╭─ DATA PROVIDED
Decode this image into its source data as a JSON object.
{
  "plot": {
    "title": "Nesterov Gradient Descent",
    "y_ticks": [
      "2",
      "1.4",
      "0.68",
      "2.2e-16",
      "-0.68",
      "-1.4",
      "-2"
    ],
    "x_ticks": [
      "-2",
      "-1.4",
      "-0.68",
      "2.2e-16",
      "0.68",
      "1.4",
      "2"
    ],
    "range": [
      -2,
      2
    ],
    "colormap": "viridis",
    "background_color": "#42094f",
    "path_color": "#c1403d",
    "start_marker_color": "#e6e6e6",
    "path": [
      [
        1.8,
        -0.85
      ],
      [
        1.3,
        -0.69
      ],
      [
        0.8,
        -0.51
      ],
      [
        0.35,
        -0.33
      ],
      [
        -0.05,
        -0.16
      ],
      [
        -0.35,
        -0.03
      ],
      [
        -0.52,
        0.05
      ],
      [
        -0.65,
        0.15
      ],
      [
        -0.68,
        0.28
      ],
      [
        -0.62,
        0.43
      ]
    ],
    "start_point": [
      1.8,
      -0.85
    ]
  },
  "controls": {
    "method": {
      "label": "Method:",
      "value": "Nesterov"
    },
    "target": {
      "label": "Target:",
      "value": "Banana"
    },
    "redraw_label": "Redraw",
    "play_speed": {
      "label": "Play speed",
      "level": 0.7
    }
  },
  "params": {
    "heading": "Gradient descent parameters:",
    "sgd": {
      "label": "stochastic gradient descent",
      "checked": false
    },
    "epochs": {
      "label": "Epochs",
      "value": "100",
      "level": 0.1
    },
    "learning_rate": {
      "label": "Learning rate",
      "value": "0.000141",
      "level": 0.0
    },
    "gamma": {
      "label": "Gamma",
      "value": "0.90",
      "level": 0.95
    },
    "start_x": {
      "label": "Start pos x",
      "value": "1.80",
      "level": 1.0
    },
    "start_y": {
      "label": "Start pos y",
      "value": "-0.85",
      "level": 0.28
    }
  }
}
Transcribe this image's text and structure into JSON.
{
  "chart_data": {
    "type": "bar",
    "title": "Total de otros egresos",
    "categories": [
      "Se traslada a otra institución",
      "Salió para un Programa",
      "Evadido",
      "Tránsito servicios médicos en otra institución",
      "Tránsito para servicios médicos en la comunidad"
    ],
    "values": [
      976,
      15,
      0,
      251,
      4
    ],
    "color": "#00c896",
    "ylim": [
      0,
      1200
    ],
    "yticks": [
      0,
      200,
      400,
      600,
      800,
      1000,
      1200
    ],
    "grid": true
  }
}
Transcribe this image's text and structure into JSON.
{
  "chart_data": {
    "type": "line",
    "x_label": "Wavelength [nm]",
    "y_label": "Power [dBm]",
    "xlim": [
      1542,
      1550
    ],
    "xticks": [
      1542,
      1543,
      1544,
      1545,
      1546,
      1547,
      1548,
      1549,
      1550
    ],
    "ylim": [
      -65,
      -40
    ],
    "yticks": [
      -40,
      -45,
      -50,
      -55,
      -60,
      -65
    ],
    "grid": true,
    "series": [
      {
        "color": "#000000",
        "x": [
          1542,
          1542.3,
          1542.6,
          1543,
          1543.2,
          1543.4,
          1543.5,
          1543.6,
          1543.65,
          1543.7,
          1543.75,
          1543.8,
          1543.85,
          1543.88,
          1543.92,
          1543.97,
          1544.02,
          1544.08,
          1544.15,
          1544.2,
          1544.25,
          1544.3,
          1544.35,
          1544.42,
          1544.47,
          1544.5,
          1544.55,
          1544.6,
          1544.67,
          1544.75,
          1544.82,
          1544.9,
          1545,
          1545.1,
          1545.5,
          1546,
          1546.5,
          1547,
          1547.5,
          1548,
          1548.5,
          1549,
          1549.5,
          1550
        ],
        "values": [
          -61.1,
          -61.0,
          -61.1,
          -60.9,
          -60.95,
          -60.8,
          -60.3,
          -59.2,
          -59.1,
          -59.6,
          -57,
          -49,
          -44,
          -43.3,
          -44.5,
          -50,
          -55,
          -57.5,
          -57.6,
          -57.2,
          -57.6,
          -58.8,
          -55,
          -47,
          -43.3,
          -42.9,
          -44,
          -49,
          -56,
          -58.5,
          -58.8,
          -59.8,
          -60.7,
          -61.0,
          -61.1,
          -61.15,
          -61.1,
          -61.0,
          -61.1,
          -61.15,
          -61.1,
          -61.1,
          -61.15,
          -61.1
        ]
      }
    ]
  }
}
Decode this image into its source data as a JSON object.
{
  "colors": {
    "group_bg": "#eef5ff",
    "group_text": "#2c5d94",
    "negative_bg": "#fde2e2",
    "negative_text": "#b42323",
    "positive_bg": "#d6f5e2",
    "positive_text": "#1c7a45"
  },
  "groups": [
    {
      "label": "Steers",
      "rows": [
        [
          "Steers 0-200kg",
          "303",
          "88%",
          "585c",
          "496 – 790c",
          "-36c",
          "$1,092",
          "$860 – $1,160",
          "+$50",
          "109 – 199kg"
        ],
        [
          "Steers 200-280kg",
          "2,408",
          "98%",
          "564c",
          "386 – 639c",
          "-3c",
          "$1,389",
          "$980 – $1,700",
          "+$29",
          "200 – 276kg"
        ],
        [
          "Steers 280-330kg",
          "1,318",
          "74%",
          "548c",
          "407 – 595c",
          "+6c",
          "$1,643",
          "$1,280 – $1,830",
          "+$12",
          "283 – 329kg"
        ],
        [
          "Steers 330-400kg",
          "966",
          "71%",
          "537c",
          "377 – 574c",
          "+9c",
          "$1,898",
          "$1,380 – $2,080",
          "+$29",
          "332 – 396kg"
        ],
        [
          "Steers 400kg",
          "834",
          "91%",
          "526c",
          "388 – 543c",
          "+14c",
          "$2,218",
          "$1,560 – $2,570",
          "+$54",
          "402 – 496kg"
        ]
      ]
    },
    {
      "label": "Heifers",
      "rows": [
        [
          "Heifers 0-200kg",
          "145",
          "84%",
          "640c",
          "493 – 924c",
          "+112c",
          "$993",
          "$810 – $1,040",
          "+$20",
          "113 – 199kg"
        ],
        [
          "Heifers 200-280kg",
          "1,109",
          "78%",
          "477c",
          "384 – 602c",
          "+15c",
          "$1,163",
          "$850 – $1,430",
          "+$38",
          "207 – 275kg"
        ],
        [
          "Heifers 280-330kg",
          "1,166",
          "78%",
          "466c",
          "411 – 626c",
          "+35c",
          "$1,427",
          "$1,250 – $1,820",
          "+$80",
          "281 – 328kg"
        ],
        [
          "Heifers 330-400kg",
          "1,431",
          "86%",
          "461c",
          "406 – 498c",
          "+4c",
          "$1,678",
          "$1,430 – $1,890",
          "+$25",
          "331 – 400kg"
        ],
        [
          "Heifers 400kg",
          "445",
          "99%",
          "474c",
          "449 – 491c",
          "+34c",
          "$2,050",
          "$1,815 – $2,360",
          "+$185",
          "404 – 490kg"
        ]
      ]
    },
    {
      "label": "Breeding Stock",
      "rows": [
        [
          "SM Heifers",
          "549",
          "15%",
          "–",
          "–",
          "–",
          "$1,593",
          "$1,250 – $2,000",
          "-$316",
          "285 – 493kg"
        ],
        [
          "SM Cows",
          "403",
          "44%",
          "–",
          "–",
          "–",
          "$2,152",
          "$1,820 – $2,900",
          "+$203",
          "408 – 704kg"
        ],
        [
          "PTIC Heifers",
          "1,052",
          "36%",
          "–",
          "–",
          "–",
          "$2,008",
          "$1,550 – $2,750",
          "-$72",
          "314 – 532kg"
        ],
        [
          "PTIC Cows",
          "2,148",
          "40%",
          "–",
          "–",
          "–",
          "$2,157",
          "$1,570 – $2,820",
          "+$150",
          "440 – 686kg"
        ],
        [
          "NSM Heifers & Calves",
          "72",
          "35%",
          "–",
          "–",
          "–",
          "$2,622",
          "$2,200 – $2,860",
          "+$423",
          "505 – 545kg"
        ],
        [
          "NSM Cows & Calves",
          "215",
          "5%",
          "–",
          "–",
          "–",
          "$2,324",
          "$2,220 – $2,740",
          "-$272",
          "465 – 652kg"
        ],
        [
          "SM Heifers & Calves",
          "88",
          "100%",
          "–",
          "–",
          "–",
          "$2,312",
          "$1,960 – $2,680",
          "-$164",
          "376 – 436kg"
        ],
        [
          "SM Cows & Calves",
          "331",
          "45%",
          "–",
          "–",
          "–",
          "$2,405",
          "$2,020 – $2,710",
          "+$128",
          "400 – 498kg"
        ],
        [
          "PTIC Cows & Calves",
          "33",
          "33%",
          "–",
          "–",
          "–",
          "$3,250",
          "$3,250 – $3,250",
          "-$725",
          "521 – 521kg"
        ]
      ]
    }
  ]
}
╰─
Single out each line of the records above with the string "servicios" in it, and copy it.

      "Tránsito servicios médicos en otra institución",
      "Tránsito para servicios médicos en la comunidad"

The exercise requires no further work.